Print every entry, word for word, and skip the images.

→ **Exercise inputs**:
☆ ☆ ☆ ☆ ☆ ☆ ☆

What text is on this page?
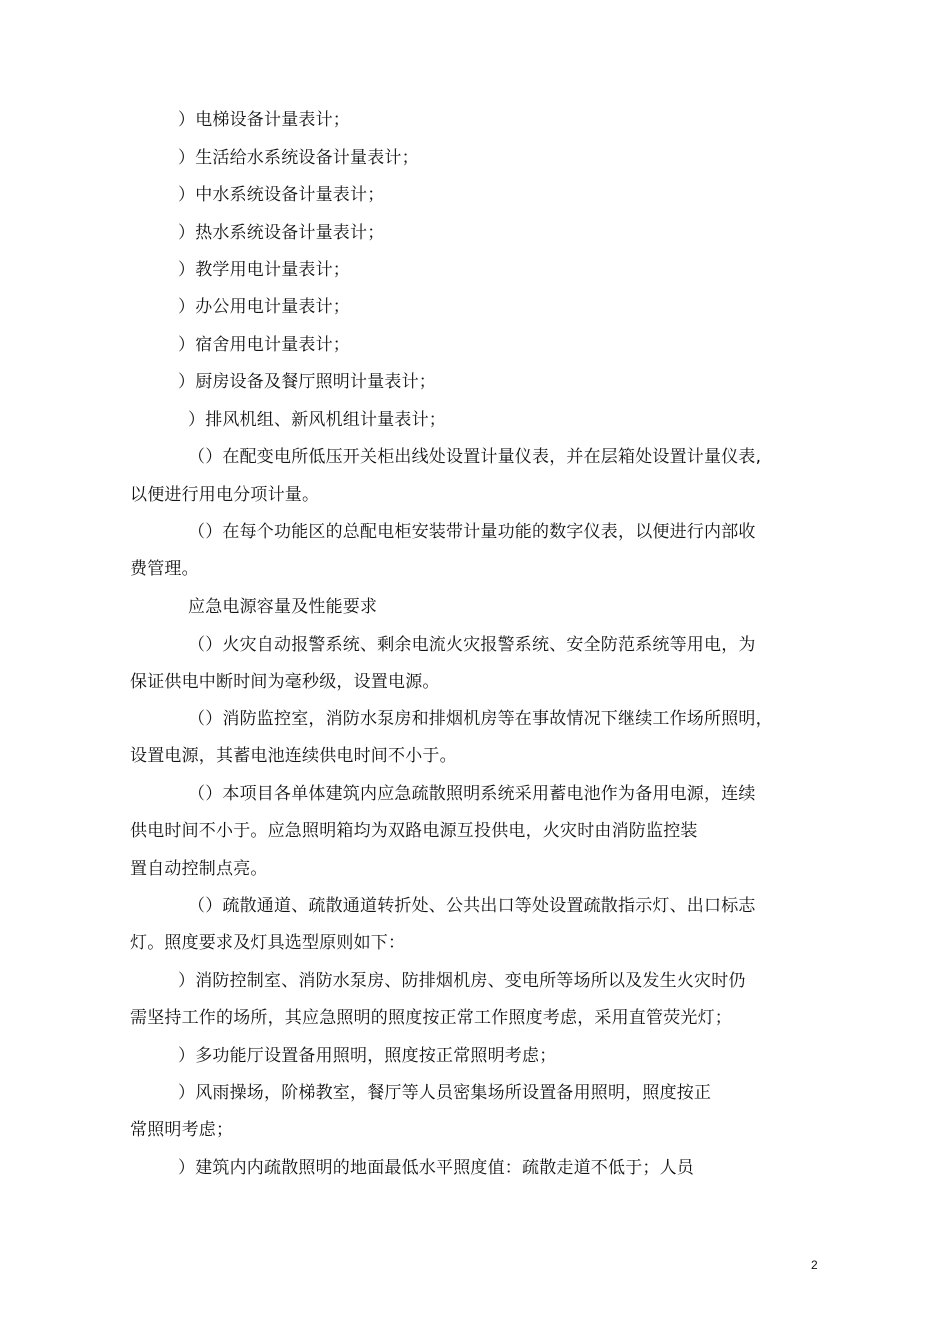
）电梯设备计量表计；
）生活给水系统设备计量表计；
）中水系统设备计量表计；
）热水系统设备计量表计；
）教学用电计量表计；
）办公用电计量表计；
）宿舍用电计量表计；
）厨房设备及餐厅照明计量表计；
）排风机组、新风机组计量表计；
（）在配变电所低压开关柜出线处设置计量仪表，并在层箱处设置计量仪表,
以便进行用电分项计量。
（）在每个功能区的总配电柜安装带计量功能的数字仪表，以便进行内部收
费管理。
应急电源容量及性能要求
（）火灾自动报警系统、剩余电流火灾报警系统、安全防范系统等用电，为
保证供电中断时间为毫秒级，设置电源。
（）消防监控室，消防水泵房和排烟机房等在事故情况下继续工作场所照明，
设置电源，其蓄电池连续供电时间不小于。
（）本项目各单体建筑内应急疏散照明系统采用蓄电池作为备用电源，连续
供电时间不小于。应急照明箱均为双路电源互投供电，火灾时由消防监控装
置自动控制点亮。
（）疏散通道、疏散通道转折处、公共出口等处设置疏散指示灯、出口标志
灯。照度要求及灯具选型原则如下：
）消防控制室、消防水泵房、防排烟机房、变电所等场所以及发生火灾时仍
需坚持工作的场所，其应急照明的照度按正常工作照度考虑，采用直管荧光灯；
）多功能厅设置备用照明，照度按正常照明考虑；
）风雨操场，阶梯教室，餐厅等人员密集场所设置备用照明，照度按正
常照明考虑；
）建筑内内疏散照明的地面最低水平照度值：疏散走道不低于；人员
2
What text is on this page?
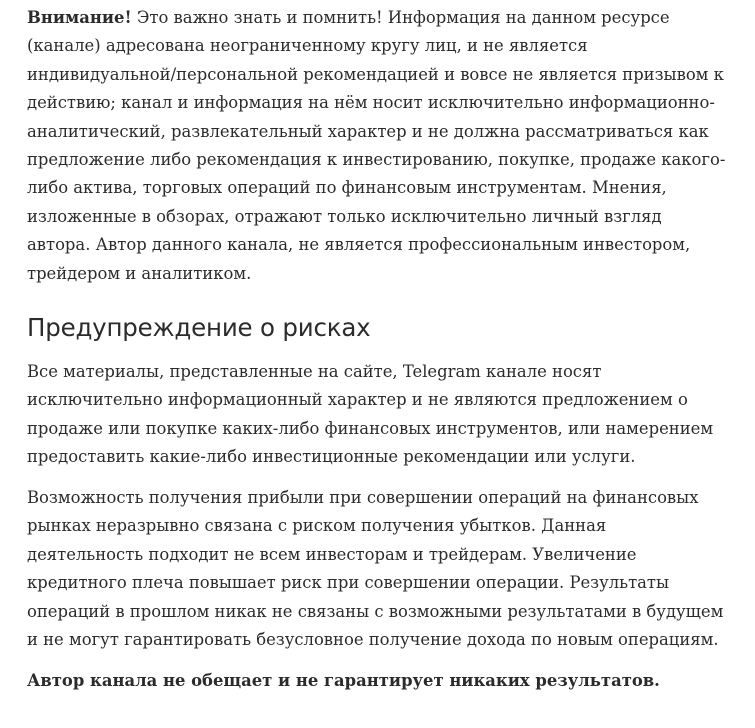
Внимание! Это важно знать и помнить! Информация на данном ресурсе (канале) адресована неограниченному кругу лиц, и не является индивидуальной/персональной рекомендацией и вовсе не является призывом к действию; канал и информация на нём носит исключительно информационно-аналитический, развлекательный характер и не должна рассматриваться как предложение либо рекомендация к инвестированию, покупке, продаже какого-либо актива, торговых операций по финансовым инструментам. Мнения, изложенные в обзорах, отражают только исключительно личный взгляд автора. Автор данного канала, не является профессиональным инвестором, трейдером и аналитиком.

Предупреждение о рисках

Все материалы, представленные на сайте, Telegram канале носят исключительно информационный характер и не являются предложением о продаже или покупке каких-либо финансовых инструментов, или намерением предоставить какие-либо инвестиционные рекомендации или услуги.

Возможность получения прибыли при совершении операций на финансовых рынках неразрывно связана с риском получения убытков. Данная деятельность подходит не всем инвесторам и трейдерам. Увеличение кредитного плеча повышает риск при совершении операции. Результаты операций в прошлом никак не связаны с возможными результатами в будущем и не могут гарантировать безусловное получение дохода по новым операциям.

Автор канала не обещает и не гарантирует никаких результатов.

☆ ☆ ☆ ☆ ☆ ☆ ☆

→ **Output for this task**:
What text is on this page?
）电梯设备计量表计；
）生活给水系统设备计量表计；
）中水系统设备计量表计；
）热水系统设备计量表计；
）教学用电计量表计；
）办公用电计量表计；
）宿舍用电计量表计；
）厨房设备及餐厅照明计量表计；
）排风机组、新风机组计量表计；
（）在配变电所低压开关柜出线处设置计量仪表，并在层箱处设置计量仪表,
以便进行用电分项计量。
（）在每个功能区的总配电柜安装带计量功能的数字仪表，以便进行内部收
费管理。
应急电源容量及性能要求
（）火灾自动报警系统、剩余电流火灾报警系统、安全防范系统等用电，为
保证供电中断时间为毫秒级，设置电源。
（）消防监控室，消防水泵房和排烟机房等在事故情况下继续工作场所照明，
设置电源，其蓄电池连续供电时间不小于。
（）本项目各单体建筑内应急疏散照明系统采用蓄电池作为备用电源，连续
供电时间不小于。应急照明箱均为双路电源互投供电，火灾时由消防监控装
置自动控制点亮。
（）疏散通道、疏散通道转折处、公共出口等处设置疏散指示灯、出口标志
灯。照度要求及灯具选型原则如下：
）消防控制室、消防水泵房、防排烟机房、变电所等场所以及发生火灾时仍
需坚持工作的场所，其应急照明的照度按正常工作照度考虑，采用直管荧光灯；
）多功能厅设置备用照明，照度按正常照明考虑；
）风雨操场，阶梯教室，餐厅等人员密集场所设置备用照明，照度按正
常照明考虑；
）建筑内内疏散照明的地面最低水平照度值：疏散走道不低于；人员
2
What text is on this page?
Внимание! Это важно знать и помнить! Информация на данном ресурсе (канале) адресована неограниченному кругу лиц, и не является индивидуальной/персональной рекомендацией и вовсе не является призывом к действию; канал и информация на нём носит исключительно информационно-аналитический, развлекательный характер и не должна рассматриваться как предложение либо рекомендация к инвестированию, покупке, продаже какого-либо актива, торговых операций по финансовым инструментам. Мнения, изложенные в обзорах, отражают только исключительно личный взгляд автора. Автор данного канала, не является профессиональным инвестором, трейдером и аналитиком.

Предупреждение о рисках

Все материалы, представленные на сайте, Telegram канале носят исключительно информационный характер и не являются предложением о продаже или покупке каких-либо финансовых инструментов, или намерением предоставить какие-либо инвестиционные рекомендации или услуги.

Возможность получения прибыли при совершении операций на финансовых рынках неразрывно связана с риском получения убытков. Данная деятельность подходит не всем инвесторам и трейдерам. Увеличение кредитного плеча повышает риск при совершении операции. Результаты операций в прошлом никак не связаны с возможными результатами в будущем и не могут гарантировать безусловное получение дохода по новым операциям.

Автор канала не обещает и не гарантирует никаких результатов.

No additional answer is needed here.